**Available records**
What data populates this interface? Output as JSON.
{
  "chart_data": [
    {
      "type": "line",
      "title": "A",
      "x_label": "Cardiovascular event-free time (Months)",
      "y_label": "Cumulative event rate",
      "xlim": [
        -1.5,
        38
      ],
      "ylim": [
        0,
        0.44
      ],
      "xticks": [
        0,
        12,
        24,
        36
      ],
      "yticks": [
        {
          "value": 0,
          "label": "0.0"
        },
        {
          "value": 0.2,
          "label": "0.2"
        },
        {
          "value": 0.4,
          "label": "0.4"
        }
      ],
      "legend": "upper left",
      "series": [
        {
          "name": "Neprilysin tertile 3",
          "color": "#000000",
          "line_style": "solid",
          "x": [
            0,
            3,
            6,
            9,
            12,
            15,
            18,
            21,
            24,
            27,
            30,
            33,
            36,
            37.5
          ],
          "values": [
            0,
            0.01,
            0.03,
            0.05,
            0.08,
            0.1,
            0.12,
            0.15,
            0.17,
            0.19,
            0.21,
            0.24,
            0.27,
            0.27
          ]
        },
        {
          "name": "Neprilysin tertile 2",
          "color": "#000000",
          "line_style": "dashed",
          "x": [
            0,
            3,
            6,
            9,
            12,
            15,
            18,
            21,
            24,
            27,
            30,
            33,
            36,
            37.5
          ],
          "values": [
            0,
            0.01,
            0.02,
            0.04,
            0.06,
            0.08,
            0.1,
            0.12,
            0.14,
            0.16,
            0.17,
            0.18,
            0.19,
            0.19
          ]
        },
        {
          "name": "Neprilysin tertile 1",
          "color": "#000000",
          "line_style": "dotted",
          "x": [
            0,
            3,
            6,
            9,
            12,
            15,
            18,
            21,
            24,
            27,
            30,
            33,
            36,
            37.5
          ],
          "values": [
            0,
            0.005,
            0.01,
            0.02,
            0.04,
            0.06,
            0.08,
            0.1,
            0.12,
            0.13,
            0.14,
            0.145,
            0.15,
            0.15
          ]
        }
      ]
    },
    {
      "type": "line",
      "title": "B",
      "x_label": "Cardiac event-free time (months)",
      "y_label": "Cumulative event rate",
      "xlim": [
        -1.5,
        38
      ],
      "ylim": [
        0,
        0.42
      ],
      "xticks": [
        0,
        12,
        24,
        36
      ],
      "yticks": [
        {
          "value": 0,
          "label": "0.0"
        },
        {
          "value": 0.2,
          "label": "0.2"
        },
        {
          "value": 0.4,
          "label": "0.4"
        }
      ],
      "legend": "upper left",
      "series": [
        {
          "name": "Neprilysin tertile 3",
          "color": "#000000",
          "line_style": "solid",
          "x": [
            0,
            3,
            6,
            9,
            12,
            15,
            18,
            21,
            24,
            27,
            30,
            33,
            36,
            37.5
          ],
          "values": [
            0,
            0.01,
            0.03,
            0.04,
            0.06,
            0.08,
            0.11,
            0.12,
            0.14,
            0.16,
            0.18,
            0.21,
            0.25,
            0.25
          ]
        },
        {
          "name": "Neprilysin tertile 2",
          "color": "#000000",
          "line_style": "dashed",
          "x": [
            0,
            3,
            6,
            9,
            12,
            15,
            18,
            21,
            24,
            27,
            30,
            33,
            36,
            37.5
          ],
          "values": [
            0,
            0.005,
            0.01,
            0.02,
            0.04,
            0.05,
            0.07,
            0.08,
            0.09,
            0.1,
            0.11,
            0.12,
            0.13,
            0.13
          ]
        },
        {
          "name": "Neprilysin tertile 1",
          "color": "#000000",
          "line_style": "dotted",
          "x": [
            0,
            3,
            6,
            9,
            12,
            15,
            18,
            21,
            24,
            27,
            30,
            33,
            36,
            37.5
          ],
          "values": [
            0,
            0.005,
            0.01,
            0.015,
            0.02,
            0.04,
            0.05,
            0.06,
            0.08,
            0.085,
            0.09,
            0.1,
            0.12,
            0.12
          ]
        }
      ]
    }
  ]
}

**Directions for this task**
Each of the records should be retyped exactly.

**Exercise response**
What data populates this interface? Output as JSON.
{
  "chart_data": [
    {
      "type": "line",
      "title": "A",
      "x_label": "Cardiovascular event-free time (Months)",
      "y_label": "Cumulative event rate",
      "xlim": [
        -1.5,
        38
      ],
      "ylim": [
        0,
        0.44
      ],
      "xticks": [
        0,
        12,
        24,
        36
      ],
      "yticks": [
        {
          "value": 0,
          "label": "0.0"
        },
        {
          "value": 0.2,
          "label": "0.2"
        },
        {
          "value": 0.4,
          "label": "0.4"
        }
      ],
      "legend": "upper left",
      "series": [
        {
          "name": "Neprilysin tertile 3",
          "color": "#000000",
          "line_style": "solid",
          "x": [
            0,
            3,
            6,
            9,
            12,
            15,
            18,
            21,
            24,
            27,
            30,
            33,
            36,
            37.5
          ],
          "values": [
            0,
            0.01,
            0.03,
            0.05,
            0.08,
            0.1,
            0.12,
            0.15,
            0.17,
            0.19,
            0.21,
            0.24,
            0.27,
            0.27
          ]
        },
        {
          "name": "Neprilysin tertile 2",
          "color": "#000000",
          "line_style": "dashed",
          "x": [
            0,
            3,
            6,
            9,
            12,
            15,
            18,
            21,
            24,
            27,
            30,
            33,
            36,
            37.5
          ],
          "values": [
            0,
            0.01,
            0.02,
            0.04,
            0.06,
            0.08,
            0.1,
            0.12,
            0.14,
            0.16,
            0.17,
            0.18,
            0.19,
            0.19
          ]
        },
        {
          "name": "Neprilysin tertile 1",
          "color": "#000000",
          "line_style": "dotted",
          "x": [
            0,
            3,
            6,
            9,
            12,
            15,
            18,
            21,
            24,
            27,
            30,
            33,
            36,
            37.5
          ],
          "values": [
            0,
            0.005,
            0.01,
            0.02,
            0.04,
            0.06,
            0.08,
            0.1,
            0.12,
            0.13,
            0.14,
            0.145,
            0.15,
            0.15
          ]
        }
      ]
    },
    {
      "type": "line",
      "title": "B",
      "x_label": "Cardiac event-free time (months)",
      "y_label": "Cumulative event rate",
      "xlim": [
        -1.5,
        38
      ],
      "ylim": [
        0,
        0.42
      ],
      "xticks": [
        0,
        12,
        24,
        36
      ],
      "yticks": [
        {
          "value": 0,
          "label": "0.0"
        },
        {
          "value": 0.2,
          "label": "0.2"
        },
        {
          "value": 0.4,
          "label": "0.4"
        }
      ],
      "legend": "upper left",
      "series": [
        {
          "name": "Neprilysin tertile 3",
          "color": "#000000",
          "line_style": "solid",
          "x": [
            0,
            3,
            6,
            9,
            12,
            15,
            18,
            21,
            24,
            27,
            30,
            33,
            36,
            37.5
          ],
          "values": [
            0,
            0.01,
            0.03,
            0.04,
            0.06,
            0.08,
            0.11,
            0.12,
            0.14,
            0.16,
            0.18,
            0.21,
            0.25,
            0.25
          ]
        },
        {
          "name": "Neprilysin tertile 2",
          "color": "#000000",
          "line_style": "dashed",
          "x": [
            0,
            3,
            6,
            9,
            12,
            15,
            18,
            21,
            24,
            27,
            30,
            33,
            36,
            37.5
          ],
          "values": [
            0,
            0.005,
            0.01,
            0.02,
            0.04,
            0.05,
            0.07,
            0.08,
            0.09,
            0.1,
            0.11,
            0.12,
            0.13,
            0.13
          ]
        },
        {
          "name": "Neprilysin tertile 1",
          "color": "#000000",
          "line_style": "dotted",
          "x": [
            0,
            3,
            6,
            9,
            12,
            15,
            18,
            21,
            24,
            27,
            30,
            33,
            36,
            37.5
          ],
          "values": [
            0,
            0.005,
            0.01,
            0.015,
            0.02,
            0.04,
            0.05,
            0.06,
            0.08,
            0.085,
            0.09,
            0.1,
            0.12,
            0.12
          ]
        }
      ]
    }
  ]
}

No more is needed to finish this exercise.